* BRIEF: Each line that holds the word "Continuous" counts once; report the total and nothing else.

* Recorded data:
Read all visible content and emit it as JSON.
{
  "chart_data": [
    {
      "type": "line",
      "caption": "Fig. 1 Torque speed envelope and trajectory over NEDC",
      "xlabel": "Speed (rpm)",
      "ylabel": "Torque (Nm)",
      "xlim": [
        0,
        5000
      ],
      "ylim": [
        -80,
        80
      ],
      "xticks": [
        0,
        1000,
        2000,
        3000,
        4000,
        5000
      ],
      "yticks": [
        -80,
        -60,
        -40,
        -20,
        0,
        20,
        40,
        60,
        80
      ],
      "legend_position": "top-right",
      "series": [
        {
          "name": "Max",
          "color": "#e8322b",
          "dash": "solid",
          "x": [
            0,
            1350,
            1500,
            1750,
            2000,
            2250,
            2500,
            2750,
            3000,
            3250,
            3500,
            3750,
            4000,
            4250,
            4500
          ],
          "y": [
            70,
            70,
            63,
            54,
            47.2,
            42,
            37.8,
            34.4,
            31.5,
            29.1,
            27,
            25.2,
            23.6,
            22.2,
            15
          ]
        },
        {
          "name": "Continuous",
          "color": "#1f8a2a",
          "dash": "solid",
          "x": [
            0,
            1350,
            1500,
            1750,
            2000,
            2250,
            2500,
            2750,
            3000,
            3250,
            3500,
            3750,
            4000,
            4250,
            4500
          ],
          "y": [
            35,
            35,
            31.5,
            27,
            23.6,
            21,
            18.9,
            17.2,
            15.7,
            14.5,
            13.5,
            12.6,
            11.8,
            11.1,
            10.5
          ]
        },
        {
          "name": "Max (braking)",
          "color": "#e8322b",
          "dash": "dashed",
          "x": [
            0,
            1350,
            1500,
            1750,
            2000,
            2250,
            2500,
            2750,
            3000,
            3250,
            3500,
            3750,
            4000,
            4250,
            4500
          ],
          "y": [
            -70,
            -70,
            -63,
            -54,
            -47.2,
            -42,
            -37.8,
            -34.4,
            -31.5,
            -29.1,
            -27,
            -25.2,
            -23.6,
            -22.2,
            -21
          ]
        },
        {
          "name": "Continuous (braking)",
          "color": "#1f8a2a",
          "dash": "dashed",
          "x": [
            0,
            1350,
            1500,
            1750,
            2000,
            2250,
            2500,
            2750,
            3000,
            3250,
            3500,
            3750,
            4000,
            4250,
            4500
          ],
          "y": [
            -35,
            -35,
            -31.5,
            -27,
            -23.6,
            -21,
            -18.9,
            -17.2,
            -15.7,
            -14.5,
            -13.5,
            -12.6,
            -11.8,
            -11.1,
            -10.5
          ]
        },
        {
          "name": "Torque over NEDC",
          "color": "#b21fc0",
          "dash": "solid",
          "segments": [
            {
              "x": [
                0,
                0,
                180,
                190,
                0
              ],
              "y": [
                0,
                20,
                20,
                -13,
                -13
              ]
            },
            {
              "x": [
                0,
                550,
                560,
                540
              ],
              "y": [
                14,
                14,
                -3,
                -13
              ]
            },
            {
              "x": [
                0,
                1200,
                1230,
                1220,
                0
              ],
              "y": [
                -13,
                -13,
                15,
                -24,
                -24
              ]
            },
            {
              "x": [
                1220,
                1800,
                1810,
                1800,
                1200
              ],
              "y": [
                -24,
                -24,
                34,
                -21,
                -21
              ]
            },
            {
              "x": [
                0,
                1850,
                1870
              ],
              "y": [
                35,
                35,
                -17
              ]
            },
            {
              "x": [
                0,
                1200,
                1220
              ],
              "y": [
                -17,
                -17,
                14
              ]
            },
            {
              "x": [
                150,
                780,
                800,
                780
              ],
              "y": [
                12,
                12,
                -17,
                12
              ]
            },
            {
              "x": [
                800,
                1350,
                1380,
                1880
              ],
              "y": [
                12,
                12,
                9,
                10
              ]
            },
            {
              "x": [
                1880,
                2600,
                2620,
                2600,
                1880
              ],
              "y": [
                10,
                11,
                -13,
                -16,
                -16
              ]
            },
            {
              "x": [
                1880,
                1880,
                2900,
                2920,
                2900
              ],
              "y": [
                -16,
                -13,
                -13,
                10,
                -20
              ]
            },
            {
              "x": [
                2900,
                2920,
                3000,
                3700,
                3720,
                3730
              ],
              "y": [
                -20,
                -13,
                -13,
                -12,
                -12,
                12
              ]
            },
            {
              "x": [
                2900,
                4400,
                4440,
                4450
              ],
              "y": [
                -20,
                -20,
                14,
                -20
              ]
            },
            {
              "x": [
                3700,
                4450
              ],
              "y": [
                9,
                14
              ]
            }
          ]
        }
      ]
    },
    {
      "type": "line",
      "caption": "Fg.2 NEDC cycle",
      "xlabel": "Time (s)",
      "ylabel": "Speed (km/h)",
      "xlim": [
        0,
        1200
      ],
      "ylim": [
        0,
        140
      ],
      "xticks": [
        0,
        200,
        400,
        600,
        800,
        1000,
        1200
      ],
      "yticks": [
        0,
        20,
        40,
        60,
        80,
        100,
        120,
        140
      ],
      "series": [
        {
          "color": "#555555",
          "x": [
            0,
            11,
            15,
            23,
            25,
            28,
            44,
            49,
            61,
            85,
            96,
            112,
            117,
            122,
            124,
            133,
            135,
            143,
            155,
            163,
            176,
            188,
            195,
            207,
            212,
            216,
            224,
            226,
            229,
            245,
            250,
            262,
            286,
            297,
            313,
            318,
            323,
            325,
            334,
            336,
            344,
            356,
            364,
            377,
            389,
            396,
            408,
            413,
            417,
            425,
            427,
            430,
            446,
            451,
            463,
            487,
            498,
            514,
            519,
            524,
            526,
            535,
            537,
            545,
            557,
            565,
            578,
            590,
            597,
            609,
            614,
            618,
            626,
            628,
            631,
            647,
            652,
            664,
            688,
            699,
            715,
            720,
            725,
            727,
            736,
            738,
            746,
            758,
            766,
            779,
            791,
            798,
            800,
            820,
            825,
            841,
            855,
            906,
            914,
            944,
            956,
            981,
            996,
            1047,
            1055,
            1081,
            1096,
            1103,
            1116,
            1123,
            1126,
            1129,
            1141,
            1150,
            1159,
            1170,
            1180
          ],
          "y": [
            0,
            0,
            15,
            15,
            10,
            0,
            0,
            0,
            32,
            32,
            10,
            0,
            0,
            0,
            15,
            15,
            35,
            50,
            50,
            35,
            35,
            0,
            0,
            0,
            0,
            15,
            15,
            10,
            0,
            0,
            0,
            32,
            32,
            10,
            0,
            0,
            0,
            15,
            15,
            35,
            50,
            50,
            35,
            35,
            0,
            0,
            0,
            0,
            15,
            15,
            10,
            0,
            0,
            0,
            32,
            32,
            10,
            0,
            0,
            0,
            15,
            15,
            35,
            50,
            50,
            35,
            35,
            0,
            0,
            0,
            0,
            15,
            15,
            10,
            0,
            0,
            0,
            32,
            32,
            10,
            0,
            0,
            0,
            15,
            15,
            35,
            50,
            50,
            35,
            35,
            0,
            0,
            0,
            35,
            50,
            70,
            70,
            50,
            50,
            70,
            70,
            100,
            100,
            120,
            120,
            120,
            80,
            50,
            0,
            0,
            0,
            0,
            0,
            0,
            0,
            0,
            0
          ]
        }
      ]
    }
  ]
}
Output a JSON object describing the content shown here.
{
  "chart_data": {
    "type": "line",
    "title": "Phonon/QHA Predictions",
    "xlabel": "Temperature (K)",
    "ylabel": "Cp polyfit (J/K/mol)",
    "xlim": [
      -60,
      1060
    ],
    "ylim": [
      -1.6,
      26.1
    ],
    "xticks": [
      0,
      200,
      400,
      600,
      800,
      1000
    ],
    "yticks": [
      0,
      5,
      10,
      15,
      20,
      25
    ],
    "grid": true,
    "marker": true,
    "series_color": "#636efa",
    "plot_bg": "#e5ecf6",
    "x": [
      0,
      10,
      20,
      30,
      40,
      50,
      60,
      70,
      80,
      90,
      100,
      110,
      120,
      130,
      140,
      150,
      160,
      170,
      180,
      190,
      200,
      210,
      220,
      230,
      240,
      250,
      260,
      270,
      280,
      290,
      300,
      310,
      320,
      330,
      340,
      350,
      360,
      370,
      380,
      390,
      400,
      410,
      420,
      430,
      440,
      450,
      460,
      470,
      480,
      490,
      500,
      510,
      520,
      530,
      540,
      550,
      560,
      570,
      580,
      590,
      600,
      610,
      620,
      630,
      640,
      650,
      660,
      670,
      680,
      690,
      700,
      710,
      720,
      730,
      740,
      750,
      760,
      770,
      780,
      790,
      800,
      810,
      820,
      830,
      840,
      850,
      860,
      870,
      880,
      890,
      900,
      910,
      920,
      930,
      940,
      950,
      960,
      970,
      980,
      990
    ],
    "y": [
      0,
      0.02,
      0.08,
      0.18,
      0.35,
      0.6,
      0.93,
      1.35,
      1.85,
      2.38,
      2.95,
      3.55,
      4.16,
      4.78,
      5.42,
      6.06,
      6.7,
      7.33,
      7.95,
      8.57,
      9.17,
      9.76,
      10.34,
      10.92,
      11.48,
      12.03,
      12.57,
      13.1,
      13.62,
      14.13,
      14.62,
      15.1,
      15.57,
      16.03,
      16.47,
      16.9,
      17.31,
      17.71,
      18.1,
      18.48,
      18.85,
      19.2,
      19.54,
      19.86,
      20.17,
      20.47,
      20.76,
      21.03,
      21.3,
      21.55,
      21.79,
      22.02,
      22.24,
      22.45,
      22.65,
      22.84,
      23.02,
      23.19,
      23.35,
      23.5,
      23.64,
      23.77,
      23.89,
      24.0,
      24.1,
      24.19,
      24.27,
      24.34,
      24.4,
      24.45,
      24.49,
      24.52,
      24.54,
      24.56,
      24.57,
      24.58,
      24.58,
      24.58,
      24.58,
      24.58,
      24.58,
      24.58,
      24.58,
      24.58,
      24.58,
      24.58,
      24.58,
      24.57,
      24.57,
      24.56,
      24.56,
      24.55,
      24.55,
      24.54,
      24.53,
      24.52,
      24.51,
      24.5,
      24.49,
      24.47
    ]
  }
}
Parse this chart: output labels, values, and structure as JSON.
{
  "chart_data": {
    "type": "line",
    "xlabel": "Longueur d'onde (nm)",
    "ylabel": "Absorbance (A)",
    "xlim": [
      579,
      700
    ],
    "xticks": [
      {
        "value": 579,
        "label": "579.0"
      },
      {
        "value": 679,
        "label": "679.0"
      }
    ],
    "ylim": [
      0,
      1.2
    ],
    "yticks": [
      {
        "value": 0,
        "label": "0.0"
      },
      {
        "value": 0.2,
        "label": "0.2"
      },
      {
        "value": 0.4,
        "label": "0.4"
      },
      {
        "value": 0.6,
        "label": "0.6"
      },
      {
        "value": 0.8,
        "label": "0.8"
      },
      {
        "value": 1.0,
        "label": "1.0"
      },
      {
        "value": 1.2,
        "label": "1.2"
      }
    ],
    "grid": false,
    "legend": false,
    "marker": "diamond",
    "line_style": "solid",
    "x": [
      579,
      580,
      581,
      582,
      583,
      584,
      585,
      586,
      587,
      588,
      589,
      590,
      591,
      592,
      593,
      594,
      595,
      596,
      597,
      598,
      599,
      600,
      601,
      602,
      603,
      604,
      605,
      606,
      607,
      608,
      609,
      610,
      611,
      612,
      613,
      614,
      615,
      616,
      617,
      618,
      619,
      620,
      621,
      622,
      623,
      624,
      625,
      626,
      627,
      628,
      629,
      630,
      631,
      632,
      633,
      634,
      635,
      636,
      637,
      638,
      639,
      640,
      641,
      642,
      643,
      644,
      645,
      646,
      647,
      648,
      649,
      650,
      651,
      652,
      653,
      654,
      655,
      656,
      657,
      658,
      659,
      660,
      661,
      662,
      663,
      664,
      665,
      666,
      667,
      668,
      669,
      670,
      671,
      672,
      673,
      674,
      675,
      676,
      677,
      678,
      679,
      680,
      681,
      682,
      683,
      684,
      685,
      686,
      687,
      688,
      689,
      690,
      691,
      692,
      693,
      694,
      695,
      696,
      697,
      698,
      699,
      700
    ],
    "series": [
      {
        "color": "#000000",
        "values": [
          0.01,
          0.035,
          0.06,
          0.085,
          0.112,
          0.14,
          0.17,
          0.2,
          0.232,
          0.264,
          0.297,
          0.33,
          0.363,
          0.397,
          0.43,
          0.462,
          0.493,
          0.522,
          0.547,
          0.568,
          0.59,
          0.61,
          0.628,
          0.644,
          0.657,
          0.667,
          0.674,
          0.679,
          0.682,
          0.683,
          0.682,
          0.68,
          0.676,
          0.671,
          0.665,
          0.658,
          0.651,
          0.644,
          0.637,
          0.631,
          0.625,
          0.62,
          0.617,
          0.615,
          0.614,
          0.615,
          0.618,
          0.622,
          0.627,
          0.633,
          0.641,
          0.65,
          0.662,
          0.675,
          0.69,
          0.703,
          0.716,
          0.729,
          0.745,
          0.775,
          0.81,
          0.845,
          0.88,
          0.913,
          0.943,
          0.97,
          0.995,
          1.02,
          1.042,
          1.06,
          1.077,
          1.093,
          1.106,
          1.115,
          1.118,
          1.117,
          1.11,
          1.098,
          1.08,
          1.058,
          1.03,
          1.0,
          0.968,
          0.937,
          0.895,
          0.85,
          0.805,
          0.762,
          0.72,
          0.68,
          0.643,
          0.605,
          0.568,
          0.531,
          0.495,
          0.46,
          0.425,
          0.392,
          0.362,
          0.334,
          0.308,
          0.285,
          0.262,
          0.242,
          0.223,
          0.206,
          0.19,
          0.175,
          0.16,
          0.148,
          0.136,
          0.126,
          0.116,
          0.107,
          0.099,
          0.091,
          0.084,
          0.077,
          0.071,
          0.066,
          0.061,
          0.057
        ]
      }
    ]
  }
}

* PROBLEM SOLUTION: 2